= PROBLEM DESCRIPTION =
Images are not part of the copy; write out the rest of the data exactly as given.

## start SUPPLIED DATA

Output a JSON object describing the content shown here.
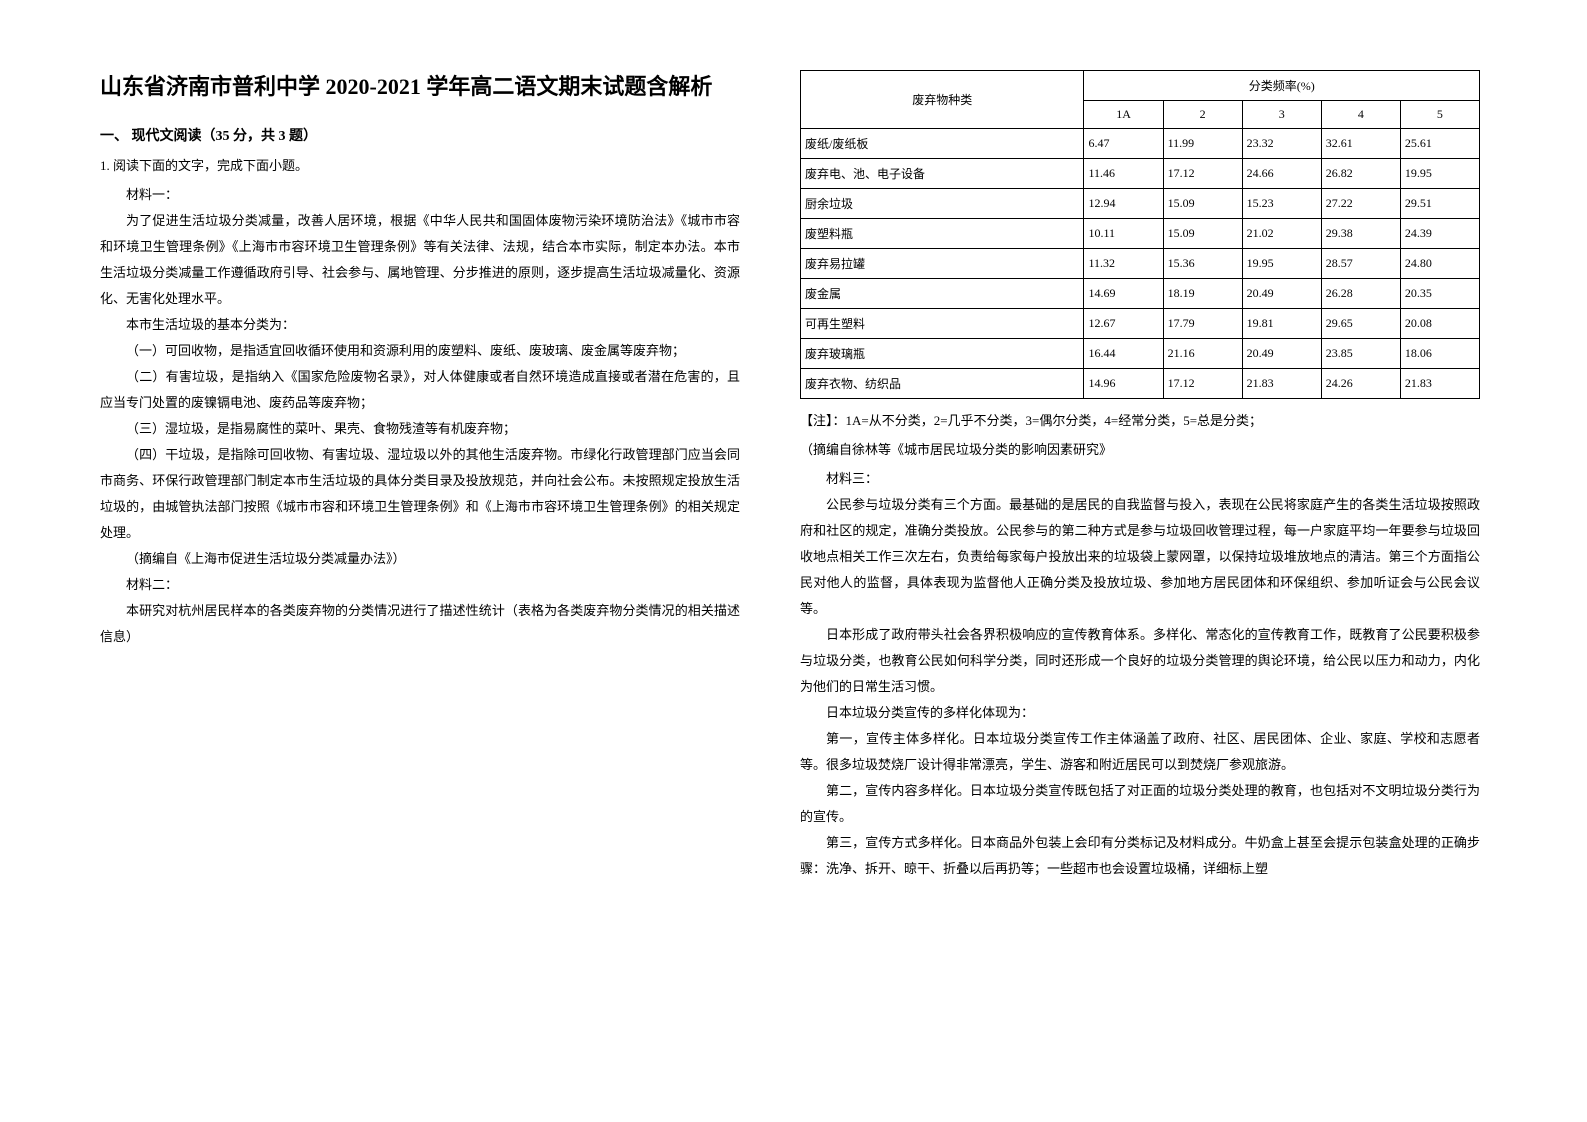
{
  "title": "山东省济南市普利中学 2020-2021 学年高二语文期末试题含解析",
  "section1": {
    "heading": "一、 现代文阅读（35 分，共 3 题）",
    "q1_intro": "1. 阅读下面的文字，完成下面小题。",
    "mat1_label": "材料一：",
    "mat1_p1": "为了促进生活垃圾分类减量，改善人居环境，根据《中华人民共和国固体废物污染环境防治法》《城市市容和环境卫生管理条例》《上海市市容环境卫生管理条例》等有关法律、法规，结合本市实际，制定本办法。本市生活垃圾分类减量工作遵循政府引导、社会参与、属地管理、分步推进的原则，逐步提高生活垃圾减量化、资源化、无害化处理水平。",
    "mat1_p2": "本市生活垃圾的基本分类为：",
    "mat1_p3": "（一）可回收物，是指适宜回收循环使用和资源利用的废塑料、废纸、废玻璃、废金属等废弃物；",
    "mat1_p4": "（二）有害垃圾，是指纳入《国家危险废物名录》，对人体健康或者自然环境造成直接或者潜在危害的，且应当专门处置的废镍镉电池、废药品等废弃物；",
    "mat1_p5": "（三）湿垃圾，是指易腐性的菜叶、果壳、食物残渣等有机废弃物；",
    "mat1_p6": "（四）干垃圾，是指除可回收物、有害垃圾、湿垃圾以外的其他生活废弃物。市绿化行政管理部门应当会同市商务、环保行政管理部门制定本市生活垃圾的具体分类目录及投放规范，并向社会公布。未按照规定投放生活垃圾的，由城管执法部门按照《城市市容和环境卫生管理条例》和《上海市市容环境卫生管理条例》的相关规定处理。",
    "mat1_src": "（摘编自《上海市促进生活垃圾分类减量办法》）",
    "mat2_label": "材料二：",
    "mat2_p1": "本研究对杭州居民样本的各类废弃物的分类情况进行了描述性统计（表格为各类废弃物分类情况的相关描述信息）"
  },
  "table": {
    "col_category": "废弃物种类",
    "col_freq": "分类频率(%)",
    "headers": [
      "1A",
      "2",
      "3",
      "4",
      "5"
    ],
    "rows": [
      {
        "label": "废纸/废纸板",
        "v": [
          "6.47",
          "11.99",
          "23.32",
          "32.61",
          "25.61"
        ]
      },
      {
        "label": "废弃电、池、电子设备",
        "v": [
          "11.46",
          "17.12",
          "24.66",
          "26.82",
          "19.95"
        ]
      },
      {
        "label": "厨余垃圾",
        "v": [
          "12.94",
          "15.09",
          "15.23",
          "27.22",
          "29.51"
        ]
      },
      {
        "label": "废塑料瓶",
        "v": [
          "10.11",
          "15.09",
          "21.02",
          "29.38",
          "24.39"
        ]
      },
      {
        "label": "废弃易拉罐",
        "v": [
          "11.32",
          "15.36",
          "19.95",
          "28.57",
          "24.80"
        ]
      },
      {
        "label": "废金属",
        "v": [
          "14.69",
          "18.19",
          "20.49",
          "26.28",
          "20.35"
        ]
      },
      {
        "label": "可再生塑料",
        "v": [
          "12.67",
          "17.79",
          "19.81",
          "29.65",
          "20.08"
        ]
      },
      {
        "label": "废弃玻璃瓶",
        "v": [
          "16.44",
          "21.16",
          "20.49",
          "23.85",
          "18.06"
        ]
      },
      {
        "label": "废弃衣物、纺织品",
        "v": [
          "14.96",
          "17.12",
          "21.83",
          "24.26",
          "21.83"
        ]
      }
    ]
  },
  "note1": "【注】：1A=从不分类，2=几乎不分类，3=偶尔分类，4=经常分类，5=总是分类；",
  "note2": "（摘编自徐林等《城市居民垃圾分类的影响因素研究》",
  "mat3_label": "材料三：",
  "mat3_p1": "公民参与垃圾分类有三个方面。最基础的是居民的自我监督与投入，表现在公民将家庭产生的各类生活垃圾按照政府和社区的规定，准确分类投放。公民参与的第二种方式是参与垃圾回收管理过程，每一户家庭平均一年要参与垃圾回收地点相关工作三次左右，负责给每家每户投放出来的垃圾袋上蒙网罩，以保持垃圾堆放地点的清洁。第三个方面指公民对他人的监督，具体表现为监督他人正确分类及投放垃圾、参加地方居民团体和环保组织、参加听证会与公民会议等。",
  "mat3_p2": "日本形成了政府带头社会各界积极响应的宣传教育体系。多样化、常态化的宣传教育工作，既教育了公民要积极参与垃圾分类，也教育公民如何科学分类，同时还形成一个良好的垃圾分类管理的舆论环境，给公民以压力和动力，内化为他们的日常生活习惯。",
  "mat3_p3": "日本垃圾分类宣传的多样化体现为：",
  "mat3_p4": "第一，宣传主体多样化。日本垃圾分类宣传工作主体涵盖了政府、社区、居民团体、企业、家庭、学校和志愿者等。很多垃圾焚烧厂设计得非常漂亮，学生、游客和附近居民可以到焚烧厂参观旅游。",
  "mat3_p5": "第二，宣传内容多样化。日本垃圾分类宣传既包括了对正面的垃圾分类处理的教育，也包括对不文明垃圾分类行为的宣传。",
  "mat3_p6": "第三，宣传方式多样化。日本商品外包装上会印有分类标记及材料成分。牛奶盒上甚至会提示包装盒处理的正确步骤：洗净、拆开、晾干、折叠以后再扔等；一些超市也会设置垃圾桶，详细标上塑"
}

## end SUPPLIED DATA

= PROBLEM SOLUTION =
Output a JSON object describing the content shown here.
{
  "title": "山东省济南市普利中学 2020-2021 学年高二语文期末试题含解析",
  "section1": {
    "heading": "一、 现代文阅读（35 分，共 3 题）",
    "q1_intro": "1. 阅读下面的文字，完成下面小题。",
    "mat1_label": "材料一：",
    "mat1_p1": "为了促进生活垃圾分类减量，改善人居环境，根据《中华人民共和国固体废物污染环境防治法》《城市市容和环境卫生管理条例》《上海市市容环境卫生管理条例》等有关法律、法规，结合本市实际，制定本办法。本市生活垃圾分类减量工作遵循政府引导、社会参与、属地管理、分步推进的原则，逐步提高生活垃圾减量化、资源化、无害化处理水平。",
    "mat1_p2": "本市生活垃圾的基本分类为：",
    "mat1_p3": "（一）可回收物，是指适宜回收循环使用和资源利用的废塑料、废纸、废玻璃、废金属等废弃物；",
    "mat1_p4": "（二）有害垃圾，是指纳入《国家危险废物名录》，对人体健康或者自然环境造成直接或者潜在危害的，且应当专门处置的废镍镉电池、废药品等废弃物；",
    "mat1_p5": "（三）湿垃圾，是指易腐性的菜叶、果壳、食物残渣等有机废弃物；",
    "mat1_p6": "（四）干垃圾，是指除可回收物、有害垃圾、湿垃圾以外的其他生活废弃物。市绿化行政管理部门应当会同市商务、环保行政管理部门制定本市生活垃圾的具体分类目录及投放规范，并向社会公布。未按照规定投放生活垃圾的，由城管执法部门按照《城市市容和环境卫生管理条例》和《上海市市容环境卫生管理条例》的相关规定处理。",
    "mat1_src": "（摘编自《上海市促进生活垃圾分类减量办法》）",
    "mat2_label": "材料二：",
    "mat2_p1": "本研究对杭州居民样本的各类废弃物的分类情况进行了描述性统计（表格为各类废弃物分类情况的相关描述信息）"
  },
  "table": {
    "col_category": "废弃物种类",
    "col_freq": "分类频率(%)",
    "headers": [
      "1A",
      "2",
      "3",
      "4",
      "5"
    ],
    "rows": [
      {
        "label": "废纸/废纸板",
        "v": [
          "6.47",
          "11.99",
          "23.32",
          "32.61",
          "25.61"
        ]
      },
      {
        "label": "废弃电、池、电子设备",
        "v": [
          "11.46",
          "17.12",
          "24.66",
          "26.82",
          "19.95"
        ]
      },
      {
        "label": "厨余垃圾",
        "v": [
          "12.94",
          "15.09",
          "15.23",
          "27.22",
          "29.51"
        ]
      },
      {
        "label": "废塑料瓶",
        "v": [
          "10.11",
          "15.09",
          "21.02",
          "29.38",
          "24.39"
        ]
      },
      {
        "label": "废弃易拉罐",
        "v": [
          "11.32",
          "15.36",
          "19.95",
          "28.57",
          "24.80"
        ]
      },
      {
        "label": "废金属",
        "v": [
          "14.69",
          "18.19",
          "20.49",
          "26.28",
          "20.35"
        ]
      },
      {
        "label": "可再生塑料",
        "v": [
          "12.67",
          "17.79",
          "19.81",
          "29.65",
          "20.08"
        ]
      },
      {
        "label": "废弃玻璃瓶",
        "v": [
          "16.44",
          "21.16",
          "20.49",
          "23.85",
          "18.06"
        ]
      },
      {
        "label": "废弃衣物、纺织品",
        "v": [
          "14.96",
          "17.12",
          "21.83",
          "24.26",
          "21.83"
        ]
      }
    ]
  },
  "note1": "【注】：1A=从不分类，2=几乎不分类，3=偶尔分类，4=经常分类，5=总是分类；",
  "note2": "（摘编自徐林等《城市居民垃圾分类的影响因素研究》",
  "mat3_label": "材料三：",
  "mat3_p1": "公民参与垃圾分类有三个方面。最基础的是居民的自我监督与投入，表现在公民将家庭产生的各类生活垃圾按照政府和社区的规定，准确分类投放。公民参与的第二种方式是参与垃圾回收管理过程，每一户家庭平均一年要参与垃圾回收地点相关工作三次左右，负责给每家每户投放出来的垃圾袋上蒙网罩，以保持垃圾堆放地点的清洁。第三个方面指公民对他人的监督，具体表现为监督他人正确分类及投放垃圾、参加地方居民团体和环保组织、参加听证会与公民会议等。",
  "mat3_p2": "日本形成了政府带头社会各界积极响应的宣传教育体系。多样化、常态化的宣传教育工作，既教育了公民要积极参与垃圾分类，也教育公民如何科学分类，同时还形成一个良好的垃圾分类管理的舆论环境，给公民以压力和动力，内化为他们的日常生活习惯。",
  "mat3_p3": "日本垃圾分类宣传的多样化体现为：",
  "mat3_p4": "第一，宣传主体多样化。日本垃圾分类宣传工作主体涵盖了政府、社区、居民团体、企业、家庭、学校和志愿者等。很多垃圾焚烧厂设计得非常漂亮，学生、游客和附近居民可以到焚烧厂参观旅游。",
  "mat3_p5": "第二，宣传内容多样化。日本垃圾分类宣传既包括了对正面的垃圾分类处理的教育，也包括对不文明垃圾分类行为的宣传。",
  "mat3_p6": "第三，宣传方式多样化。日本商品外包装上会印有分类标记及材料成分。牛奶盒上甚至会提示包装盒处理的正确步骤：洗净、拆开、晾干、折叠以后再扔等；一些超市也会设置垃圾桶，详细标上塑"
}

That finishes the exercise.